> **Written request**:
Repeat each record exactly as written, and drop any images.

> **Material provided**:
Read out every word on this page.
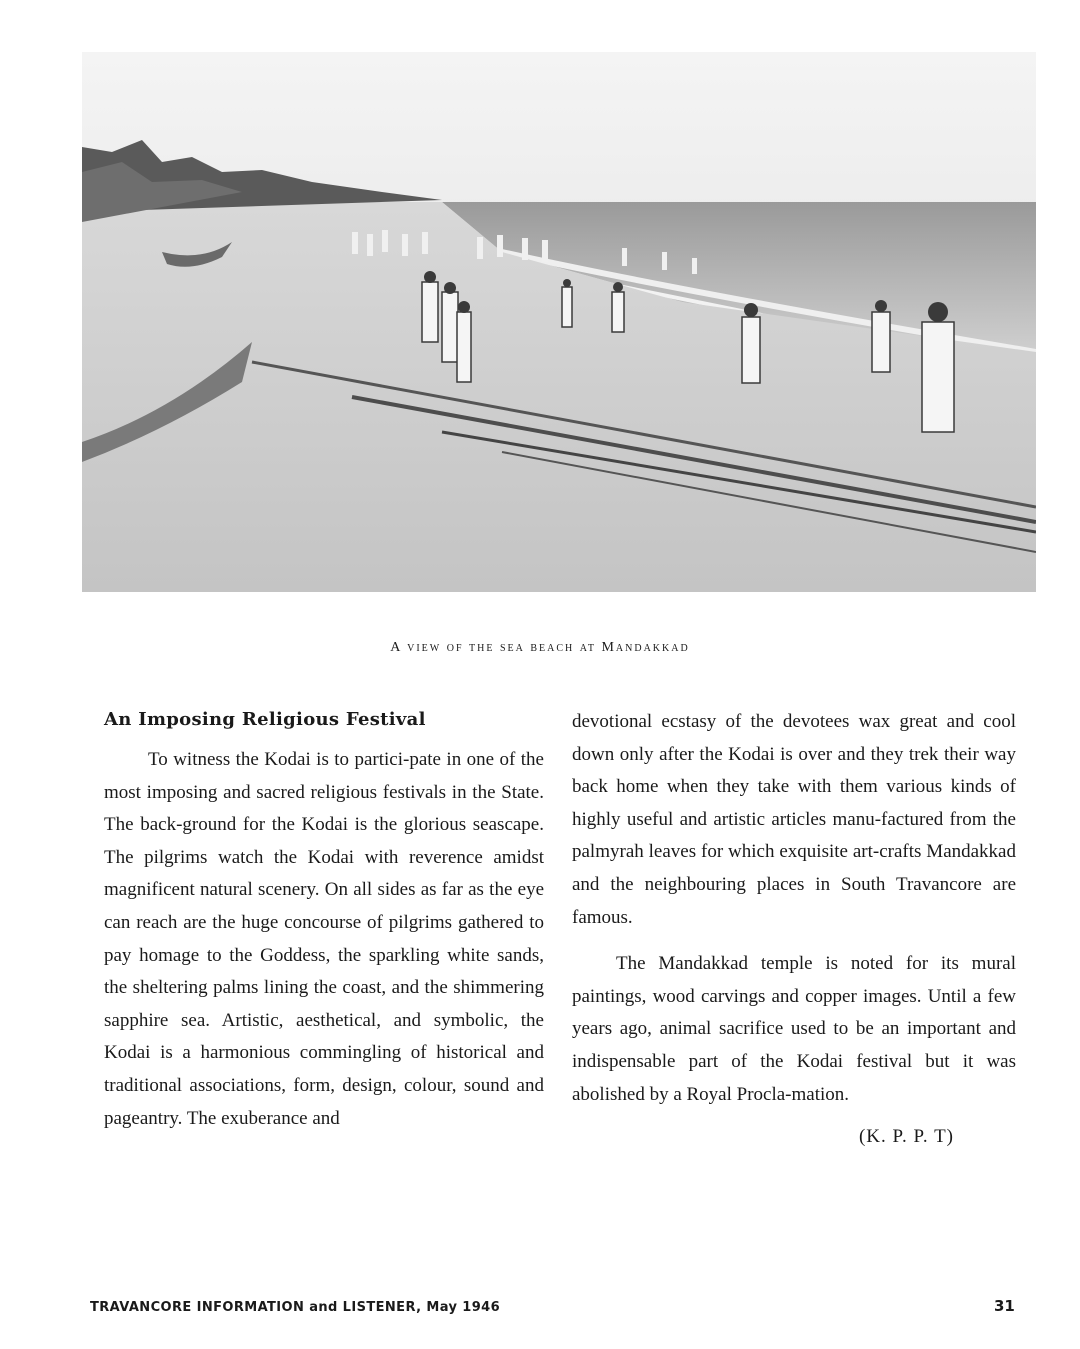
A view of the sea beach at Mandakkad
An Imposing Religious Festival

To witness the Kodai is to partici-pate in one of the most imposing and sacred religious festivals in the State. The back-ground for the Kodai is the glorious seascape. The pilgrims watch the Kodai with reverence amidst magnificent natural scenery. On all sides as far as the eye can reach are the huge concourse of pilgrims gathered to pay homage to the Goddess, the sparkling white sands, the sheltering palms lining the coast, and the shimmering sapphire sea. Artistic, aesthetical, and symbolic, the Kodai is a harmonious commingling of historical and traditional associations, form, design, colour, sound and pageantry. The exuberance and

devotional ecstasy of the devotees wax great and cool down only after the Kodai is over and they trek their way back home when they take with them various kinds of highly useful and artistic articles manu-factured from the palmyrah leaves for which exquisite art-crafts Mandakkad and the neighbouring places in South Travancore are famous.

The Mandakkad temple is noted for its mural paintings, wood carvings and copper images. Until a few years ago, animal sacrifice used to be an important and indispensable part of the Kodai festival but it was abolished by a Royal Procla-mation.

(K. P. P. T)
TRAVANCORE INFORMATION and LISTENER, May 1946	31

> **Finished task**:
Read out every word on this page.
A view of the sea beach at Mandakkad
An Imposing Religious Festival

To witness the Kodai is to partici-pate in one of the most imposing and sacred religious festivals in the State. The back-ground for the Kodai is the glorious seascape. The pilgrims watch the Kodai with reverence amidst magnificent natural scenery. On all sides as far as the eye can reach are the huge concourse of pilgrims gathered to pay homage to the Goddess, the sparkling white sands, the sheltering palms lining the coast, and the shimmering sapphire sea. Artistic, aesthetical, and symbolic, the Kodai is a harmonious commingling of historical and traditional associations, form, design, colour, sound and pageantry. The exuberance and

devotional ecstasy of the devotees wax great and cool down only after the Kodai is over and they trek their way back home when they take with them various kinds of highly useful and artistic articles manu-factured from the palmyrah leaves for which exquisite art-crafts Mandakkad and the neighbouring places in South Travancore are famous.

The Mandakkad temple is noted for its mural paintings, wood carvings and copper images. Until a few years ago, animal sacrifice used to be an important and indispensable part of the Kodai festival but it was abolished by a Royal Procla-mation.

(K. P. P. T)
TRAVANCORE INFORMATION and LISTENER, May 1946	31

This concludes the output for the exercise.